# What you need to do
Take every line from the listing below that includes "položky" and copy it.

'''

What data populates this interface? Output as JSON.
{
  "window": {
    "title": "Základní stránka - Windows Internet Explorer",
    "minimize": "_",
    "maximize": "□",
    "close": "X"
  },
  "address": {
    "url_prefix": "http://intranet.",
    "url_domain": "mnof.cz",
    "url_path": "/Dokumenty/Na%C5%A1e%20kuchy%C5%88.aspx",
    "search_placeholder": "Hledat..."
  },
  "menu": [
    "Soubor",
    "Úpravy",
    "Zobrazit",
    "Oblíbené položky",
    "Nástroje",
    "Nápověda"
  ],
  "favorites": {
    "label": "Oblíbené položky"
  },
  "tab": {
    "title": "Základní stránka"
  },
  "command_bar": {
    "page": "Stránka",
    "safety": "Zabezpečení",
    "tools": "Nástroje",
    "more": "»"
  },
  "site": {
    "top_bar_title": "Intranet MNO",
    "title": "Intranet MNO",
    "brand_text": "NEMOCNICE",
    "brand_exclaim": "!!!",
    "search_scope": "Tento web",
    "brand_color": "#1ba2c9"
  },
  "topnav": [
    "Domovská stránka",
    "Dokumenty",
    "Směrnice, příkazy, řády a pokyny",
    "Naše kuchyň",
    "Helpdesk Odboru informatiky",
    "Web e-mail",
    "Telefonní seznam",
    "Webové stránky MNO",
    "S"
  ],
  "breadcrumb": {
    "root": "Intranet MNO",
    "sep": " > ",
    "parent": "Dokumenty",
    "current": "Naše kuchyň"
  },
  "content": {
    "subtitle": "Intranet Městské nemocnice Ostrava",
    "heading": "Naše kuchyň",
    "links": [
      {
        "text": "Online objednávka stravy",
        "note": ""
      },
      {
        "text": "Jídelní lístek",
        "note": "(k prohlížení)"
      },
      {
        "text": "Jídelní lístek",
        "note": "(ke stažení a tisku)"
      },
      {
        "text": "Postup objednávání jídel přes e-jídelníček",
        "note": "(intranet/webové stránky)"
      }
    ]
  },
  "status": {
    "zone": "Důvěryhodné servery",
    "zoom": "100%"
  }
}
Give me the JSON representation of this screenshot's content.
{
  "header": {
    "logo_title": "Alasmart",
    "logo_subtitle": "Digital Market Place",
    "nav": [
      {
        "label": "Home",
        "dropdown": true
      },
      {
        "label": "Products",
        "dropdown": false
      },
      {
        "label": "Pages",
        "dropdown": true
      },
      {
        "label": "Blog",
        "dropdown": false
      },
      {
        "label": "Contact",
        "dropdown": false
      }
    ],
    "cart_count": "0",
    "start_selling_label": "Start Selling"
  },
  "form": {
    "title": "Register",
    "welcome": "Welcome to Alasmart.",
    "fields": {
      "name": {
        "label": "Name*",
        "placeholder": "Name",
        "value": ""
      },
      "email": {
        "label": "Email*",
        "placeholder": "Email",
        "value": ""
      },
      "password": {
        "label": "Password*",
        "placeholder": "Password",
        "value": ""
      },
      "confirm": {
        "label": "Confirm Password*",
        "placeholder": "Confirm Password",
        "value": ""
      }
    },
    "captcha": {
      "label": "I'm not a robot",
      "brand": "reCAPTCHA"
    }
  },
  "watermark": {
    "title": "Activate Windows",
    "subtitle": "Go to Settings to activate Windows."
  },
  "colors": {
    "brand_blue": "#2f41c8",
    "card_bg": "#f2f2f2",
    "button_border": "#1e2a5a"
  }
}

'''

# Result for this task
    "Oblíbené položky",
    "label": "Oblíbené položky"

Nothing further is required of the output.